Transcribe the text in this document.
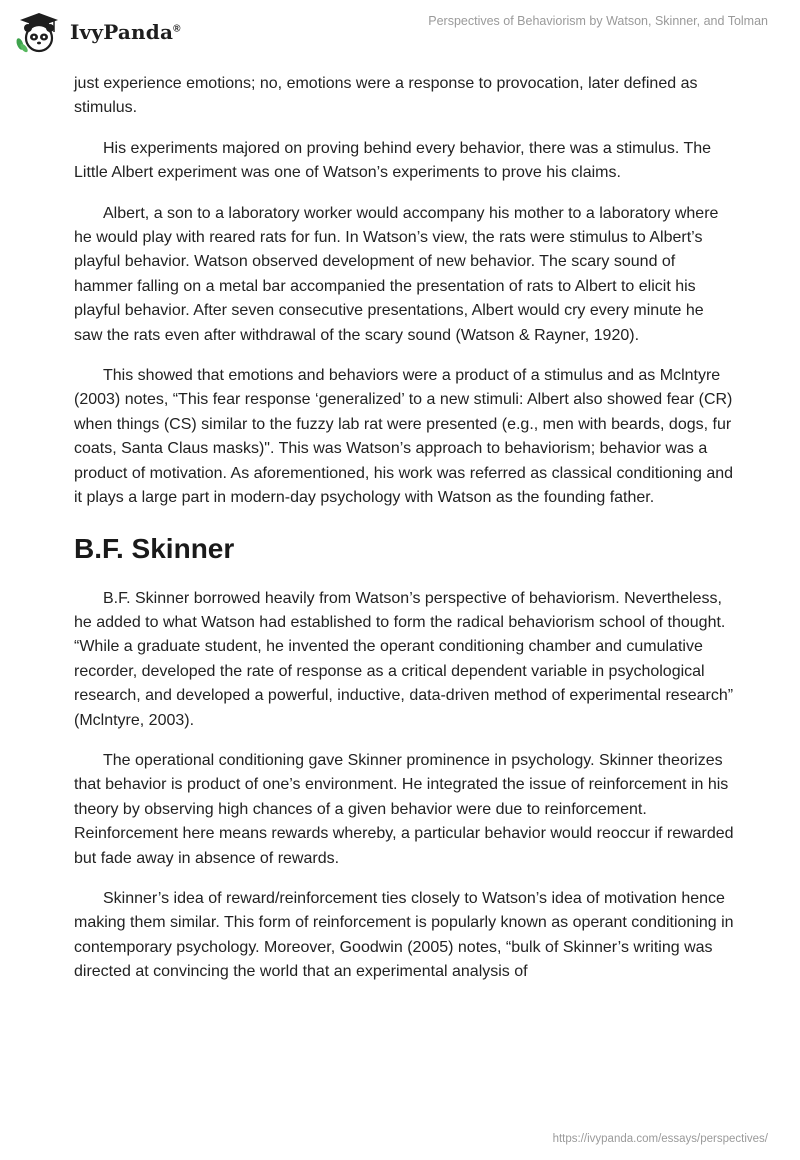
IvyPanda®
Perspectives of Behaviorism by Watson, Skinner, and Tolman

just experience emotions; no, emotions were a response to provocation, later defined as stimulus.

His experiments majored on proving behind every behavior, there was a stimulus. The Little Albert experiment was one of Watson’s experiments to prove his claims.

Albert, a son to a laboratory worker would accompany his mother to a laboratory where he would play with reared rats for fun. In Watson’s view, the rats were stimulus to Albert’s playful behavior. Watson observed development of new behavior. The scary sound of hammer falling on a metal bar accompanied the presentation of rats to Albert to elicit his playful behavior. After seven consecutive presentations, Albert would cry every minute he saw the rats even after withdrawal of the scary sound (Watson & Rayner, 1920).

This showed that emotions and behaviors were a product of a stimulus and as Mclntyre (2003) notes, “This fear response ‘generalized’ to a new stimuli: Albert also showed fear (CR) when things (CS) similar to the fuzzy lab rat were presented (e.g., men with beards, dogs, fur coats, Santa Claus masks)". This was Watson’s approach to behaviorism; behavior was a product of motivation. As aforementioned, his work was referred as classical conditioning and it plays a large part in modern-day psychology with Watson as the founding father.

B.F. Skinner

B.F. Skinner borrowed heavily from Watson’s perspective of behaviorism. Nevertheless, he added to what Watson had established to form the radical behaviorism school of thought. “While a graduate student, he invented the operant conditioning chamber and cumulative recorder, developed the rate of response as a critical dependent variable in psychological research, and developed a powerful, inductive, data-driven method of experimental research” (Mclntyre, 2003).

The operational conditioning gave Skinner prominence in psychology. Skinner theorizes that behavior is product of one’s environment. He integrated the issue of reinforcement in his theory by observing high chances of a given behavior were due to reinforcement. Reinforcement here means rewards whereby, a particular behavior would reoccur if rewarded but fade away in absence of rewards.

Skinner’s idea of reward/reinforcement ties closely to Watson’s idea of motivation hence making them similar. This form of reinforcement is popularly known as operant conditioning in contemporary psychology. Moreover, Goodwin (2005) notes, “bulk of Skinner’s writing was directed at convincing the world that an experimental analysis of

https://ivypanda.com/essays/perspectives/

- **Aim**:
Please list every line of the records that contains "form".

- **Exercise output**:
B.F. Skinner borrowed heavily from Watson’s perspective of behaviorism. Nevertheless, he added to what Watson had established to form the radical behaviorism school of thought. “While a graduate student, he invented the operant conditioning chamber and cumulative recorder, developed the rate of response as a critical dependent variable in psychological research, and developed a powerful, inductive, data-driven method of experimental research” (Mclntyre, 2003).
Skinner’s idea of reward/reinforcement ties closely to Watson’s idea of motivation hence making them similar. This form of reinforcement is popularly known as operant conditioning in contemporary psychology. Moreover, Goodwin (2005) notes, “bulk of Skinner’s writing was directed at convincing the world that an experimental analysis of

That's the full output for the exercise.